The exercise
Every line holding the word "from" counts once. Give the total, nothing more.

++++++++++++++++++++

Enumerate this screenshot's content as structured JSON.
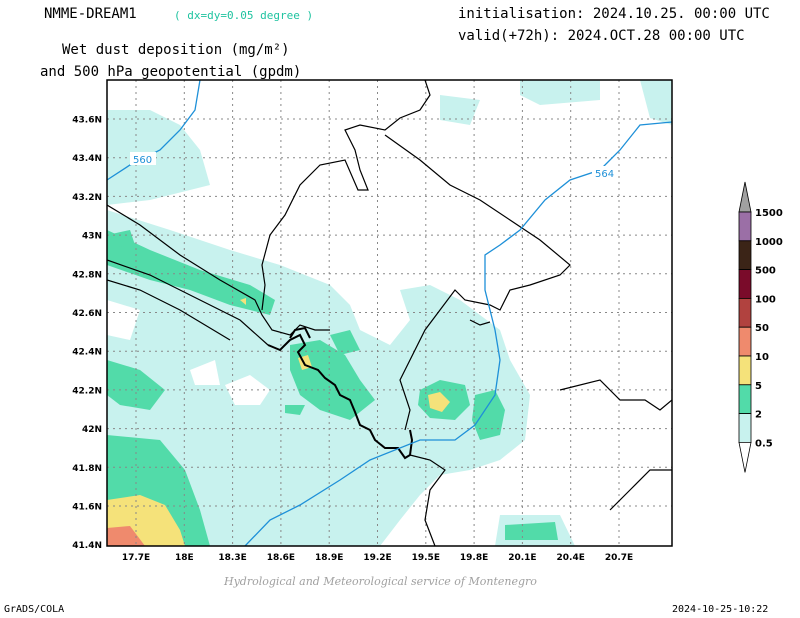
{
  "header": {
    "model": "NMME-DREAM1",
    "resolution": "( dx=dy=0.05 degree )",
    "init": "initialisation: 2024.10.25. 00:00 UTC",
    "valid": "valid(+72h): 2024.OCT.28 00:00 UTC",
    "title_line1": "Wet dust deposition (mg/m²)",
    "title_line2": "and 500 hPa geopotential (gpdm)"
  },
  "map": {
    "lat_labels": [
      "43.6N",
      "43.4N",
      "43.2N",
      "43N",
      "42.8N",
      "42.6N",
      "42.4N",
      "42.2N",
      "42N",
      "41.8N",
      "41.6N",
      "41.4N"
    ],
    "lon_labels": [
      "17.7E",
      "18E",
      "18.3E",
      "18.6E",
      "18.9E",
      "19.2E",
      "19.5E",
      "19.8E",
      "20.1E",
      "20.4E",
      "20.7E"
    ],
    "contour_labels": [
      "560",
      "564"
    ],
    "contour_color": "#1e90d8",
    "fill_colors": {
      "0.5-2": "#c8f2ee",
      "2-5": "#52dba9",
      "5-10": "#f5e27a",
      "10-50": "#ef8a6d"
    }
  },
  "legend": {
    "levels": [
      "1500",
      "1000",
      "500",
      "100",
      "50",
      "10",
      "5",
      "2",
      "0.5"
    ],
    "colors": [
      "#9b6fa6",
      "#3b2417",
      "#7a0b2a",
      "#b1423f",
      "#ef8a6d",
      "#f5e27a",
      "#52dba9",
      "#c8f2ee"
    ],
    "cap_top": "#a0a0a0",
    "cap_bottom": "#ffffff"
  },
  "footer": {
    "credit": "Hydrological and Meteorological service of Montenegro",
    "software": "GrADS/COLA",
    "timestamp": "2024-10-25-10:22"
  }
}
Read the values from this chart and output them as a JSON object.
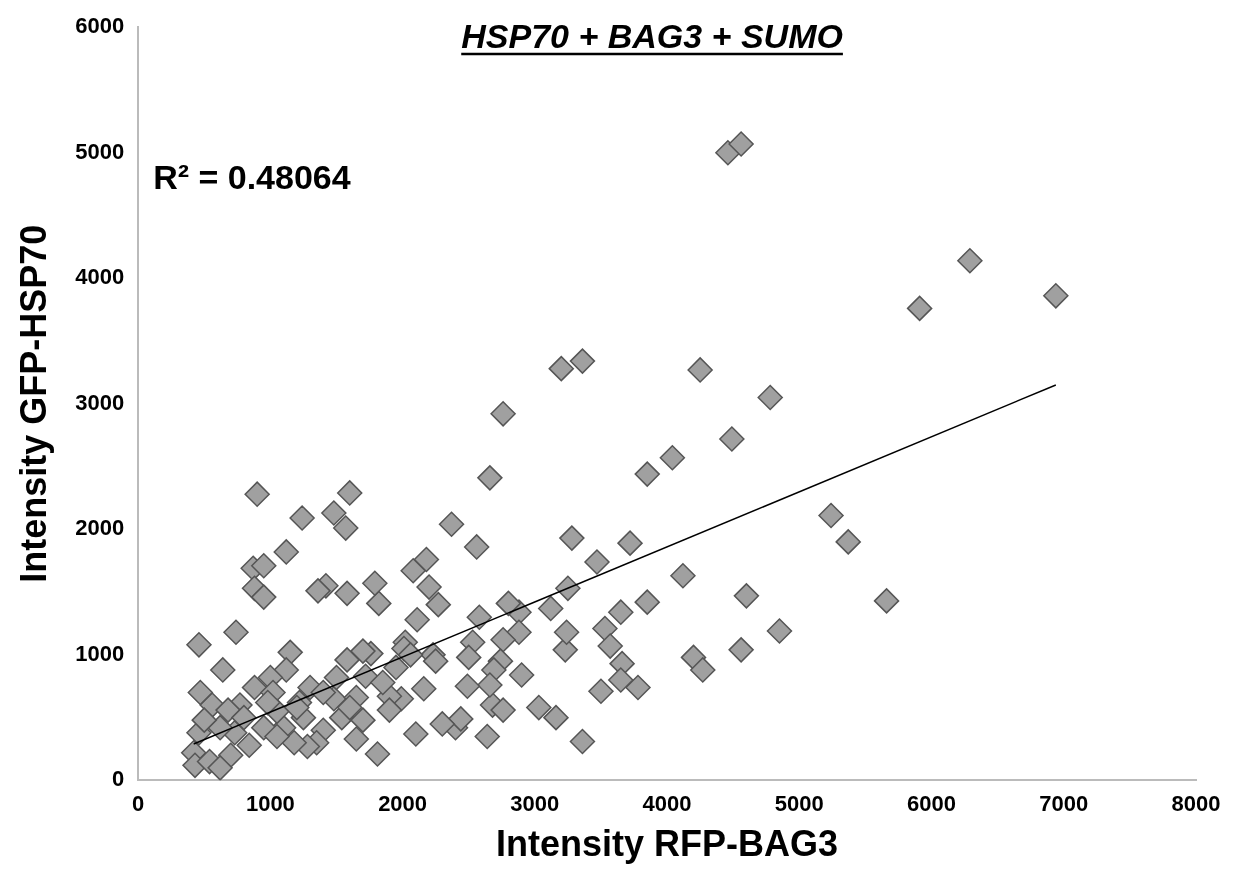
{
  "chart_data": {
    "type": "scatter",
    "title": "HSP70 + BAG3 + SUMO",
    "xlabel": "Intensity RFP-BAG3",
    "ylabel": "Intensity GFP-HSP70",
    "annotations": [
      "R² = 0.48064"
    ],
    "xlim": [
      0,
      8000
    ],
    "xticks": [
      0,
      1000,
      2000,
      3000,
      4000,
      5000,
      6000,
      7000,
      8000
    ],
    "ylim": [
      0,
      6000
    ],
    "yticks": [
      0,
      1000,
      2000,
      3000,
      4000,
      5000,
      6000
    ],
    "grid": false,
    "legend": false,
    "series": [
      {
        "type": "scatter",
        "marker": "diamond",
        "color": "#a0a0a0",
        "x": [
          4460,
          4560,
          6290,
          6940,
          5910,
          3360,
          3200,
          4250,
          4780,
          2760,
          4490,
          4040,
          3850,
          2660,
          5240,
          5370,
          5660,
          4600,
          4850,
          4560,
          4120,
          4200,
          4270,
          3720,
          3470,
          3280,
          3850,
          3650,
          3780,
          3660,
          3650,
          3530,
          3570,
          3500,
          3360,
          3160,
          3030,
          3230,
          3240,
          3250,
          3120,
          2880,
          2880,
          2800,
          2760,
          2740,
          2690,
          2680,
          2660,
          2760,
          2900,
          2640,
          2580,
          2560,
          2530,
          2500,
          2490,
          2400,
          2370,
          2440,
          2300,
          2270,
          2230,
          2200,
          2180,
          2160,
          2110,
          2080,
          2100,
          2020,
          2010,
          1950,
          1990,
          1900,
          1820,
          1790,
          1810,
          1760,
          1720,
          1700,
          1650,
          1600,
          1570,
          1480,
          1580,
          1420,
          1360,
          1580,
          1540,
          1480,
          1400,
          1350,
          1300,
          1240,
          1220,
          1280,
          1120,
          1150,
          1120,
          1100,
          1180,
          900,
          870,
          950,
          880,
          950,
          740,
          460,
          640,
          880,
          770,
          1000,
          1020,
          1050,
          950,
          840,
          730,
          700,
          620,
          560,
          470,
          460,
          420,
          430,
          540,
          620,
          680,
          500,
          1400,
          1500,
          1650,
          1700,
          1850,
          1900,
          2060,
          1250,
          1050,
          800,
          980,
          1200,
          1600,
          2250
        ],
        "values": [
          5000,
          5070,
          4140,
          3860,
          3760,
          3340,
          3280,
          3270,
          3050,
          2920,
          2720,
          2570,
          2440,
          2410,
          2110,
          1900,
          1430,
          1470,
          1190,
          1040,
          1630,
          980,
          880,
          1890,
          1740,
          1930,
          1420,
          1340,
          740,
          930,
          800,
          1210,
          1070,
          710,
          310,
          500,
          580,
          1040,
          1180,
          1530,
          1370,
          1340,
          1180,
          1410,
          1120,
          950,
          880,
          600,
          760,
          560,
          840,
          350,
          1300,
          1860,
          1100,
          980,
          750,
          420,
          2040,
          490,
          450,
          1400,
          1000,
          1540,
          1760,
          730,
          1280,
          1670,
          370,
          1100,
          1050,
          900,
          650,
          670,
          1410,
          1570,
          210,
          1010,
          830,
          1030,
          330,
          2290,
          2010,
          2130,
          1490,
          1550,
          1510,
          960,
          500,
          650,
          400,
          300,
          740,
          2090,
          620,
          270,
          1820,
          1020,
          880,
          420,
          300,
          2280,
          1690,
          1710,
          1530,
          1460,
          1180,
          1080,
          880,
          740,
          600,
          820,
          700,
          550,
          420,
          280,
          380,
          200,
          420,
          600,
          700,
          380,
          220,
          120,
          150,
          100,
          560,
          480,
          700,
          820,
          660,
          480,
          780,
          560,
          1000,
          500,
          350,
          500,
          620,
          580,
          580,
          950
        ]
      },
      {
        "type": "line",
        "marker": "none",
        "color": "#000000",
        "x": [
          420,
          6940
        ],
        "values": [
          290,
          3150
        ]
      }
    ]
  }
}
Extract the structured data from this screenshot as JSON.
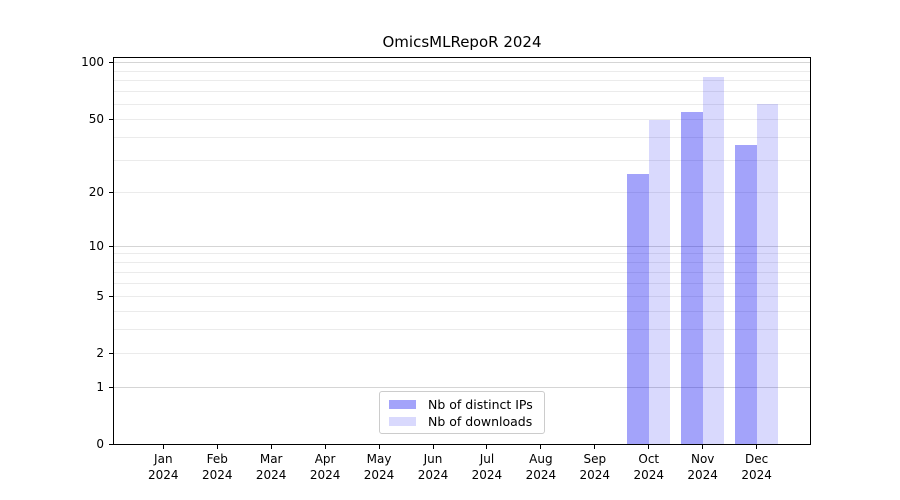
{
  "chart_data": {
    "type": "bar",
    "title": "OmicsMLRepoR 2024",
    "categories": [
      "Jan",
      "Feb",
      "Mar",
      "Apr",
      "May",
      "Jun",
      "Jul",
      "Aug",
      "Sep",
      "Oct",
      "Nov",
      "Dec"
    ],
    "x_year_label": "2024",
    "series": [
      {
        "name": "Nb of distinct IPs",
        "color": "rgba(0,0,240,0.36)",
        "solid_hex": "#a3a3fa",
        "values": [
          null,
          null,
          null,
          null,
          null,
          null,
          null,
          null,
          null,
          25,
          54,
          36
        ]
      },
      {
        "name": "Nb of downloads",
        "color": "rgba(0,0,240,0.15)",
        "solid_hex": "#d9d9fd",
        "values": [
          null,
          null,
          null,
          null,
          null,
          null,
          null,
          null,
          null,
          49,
          83,
          60
        ]
      }
    ],
    "yscale": "log1p",
    "y_ticks": [
      0,
      1,
      2,
      5,
      10,
      20,
      50,
      100
    ],
    "ylim": [
      0,
      105.1
    ],
    "grid": {
      "minor_values": [
        2,
        3,
        4,
        5,
        6,
        7,
        8,
        9,
        20,
        30,
        40,
        50,
        60,
        70,
        80,
        90
      ],
      "major_values": [
        1,
        10,
        100
      ]
    },
    "legend_position": "lower-center-inside",
    "frame_color": "#000000",
    "background_color": "#ffffff"
  }
}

++++++++++++++++++++

Output for this task
2